Only lines holding the word "this" should be copied from the material.

━━━━━━━━━━

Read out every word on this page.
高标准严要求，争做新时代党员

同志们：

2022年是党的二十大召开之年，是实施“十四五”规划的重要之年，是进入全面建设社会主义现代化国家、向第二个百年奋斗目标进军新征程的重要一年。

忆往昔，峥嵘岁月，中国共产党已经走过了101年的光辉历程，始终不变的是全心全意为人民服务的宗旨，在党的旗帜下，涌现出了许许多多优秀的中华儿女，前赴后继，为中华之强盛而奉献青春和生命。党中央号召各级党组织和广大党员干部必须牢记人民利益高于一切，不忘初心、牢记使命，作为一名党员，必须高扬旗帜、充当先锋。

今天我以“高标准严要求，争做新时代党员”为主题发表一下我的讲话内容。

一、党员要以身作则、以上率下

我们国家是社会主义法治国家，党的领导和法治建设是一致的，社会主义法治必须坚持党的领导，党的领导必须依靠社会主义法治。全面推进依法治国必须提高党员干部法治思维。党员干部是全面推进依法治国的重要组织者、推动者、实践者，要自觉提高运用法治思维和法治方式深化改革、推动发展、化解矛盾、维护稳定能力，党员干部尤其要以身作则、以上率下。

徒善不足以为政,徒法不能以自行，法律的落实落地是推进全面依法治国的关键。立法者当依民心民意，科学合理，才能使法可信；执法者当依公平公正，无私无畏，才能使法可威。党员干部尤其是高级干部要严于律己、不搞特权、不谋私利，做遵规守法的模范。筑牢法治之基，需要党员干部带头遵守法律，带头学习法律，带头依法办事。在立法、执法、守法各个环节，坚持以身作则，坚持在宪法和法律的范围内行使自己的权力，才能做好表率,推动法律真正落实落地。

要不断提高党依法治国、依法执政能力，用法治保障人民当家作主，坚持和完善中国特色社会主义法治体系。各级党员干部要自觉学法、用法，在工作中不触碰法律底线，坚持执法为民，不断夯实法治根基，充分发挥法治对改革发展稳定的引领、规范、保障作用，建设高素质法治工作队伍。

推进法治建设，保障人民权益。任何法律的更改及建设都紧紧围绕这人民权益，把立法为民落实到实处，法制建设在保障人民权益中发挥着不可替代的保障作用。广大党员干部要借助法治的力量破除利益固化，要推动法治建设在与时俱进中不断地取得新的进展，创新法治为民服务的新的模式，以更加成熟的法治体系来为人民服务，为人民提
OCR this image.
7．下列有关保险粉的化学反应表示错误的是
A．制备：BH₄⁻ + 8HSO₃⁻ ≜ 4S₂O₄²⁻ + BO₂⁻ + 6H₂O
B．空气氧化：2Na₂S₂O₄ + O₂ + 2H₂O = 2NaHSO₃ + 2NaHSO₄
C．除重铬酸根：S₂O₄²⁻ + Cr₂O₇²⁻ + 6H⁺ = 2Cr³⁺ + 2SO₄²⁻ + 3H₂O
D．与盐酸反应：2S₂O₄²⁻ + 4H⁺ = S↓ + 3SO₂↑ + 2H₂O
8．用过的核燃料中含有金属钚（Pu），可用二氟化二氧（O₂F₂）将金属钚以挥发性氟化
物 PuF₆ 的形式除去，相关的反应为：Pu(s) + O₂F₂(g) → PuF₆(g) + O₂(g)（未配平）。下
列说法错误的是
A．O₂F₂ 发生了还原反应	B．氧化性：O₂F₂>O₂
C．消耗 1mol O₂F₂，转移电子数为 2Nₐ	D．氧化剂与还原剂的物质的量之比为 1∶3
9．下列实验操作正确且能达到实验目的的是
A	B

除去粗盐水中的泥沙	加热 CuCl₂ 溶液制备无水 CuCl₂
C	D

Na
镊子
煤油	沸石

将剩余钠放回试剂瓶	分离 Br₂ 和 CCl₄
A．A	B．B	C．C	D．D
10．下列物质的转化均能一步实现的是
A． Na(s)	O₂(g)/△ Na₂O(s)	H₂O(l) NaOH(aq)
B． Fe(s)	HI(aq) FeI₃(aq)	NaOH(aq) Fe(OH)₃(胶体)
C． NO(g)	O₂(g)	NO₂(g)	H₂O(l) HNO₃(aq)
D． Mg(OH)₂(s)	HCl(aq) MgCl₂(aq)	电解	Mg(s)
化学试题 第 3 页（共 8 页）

━━━━━━━━━━

_Exercise answer_.
Read out every word on this page.
OCR this image.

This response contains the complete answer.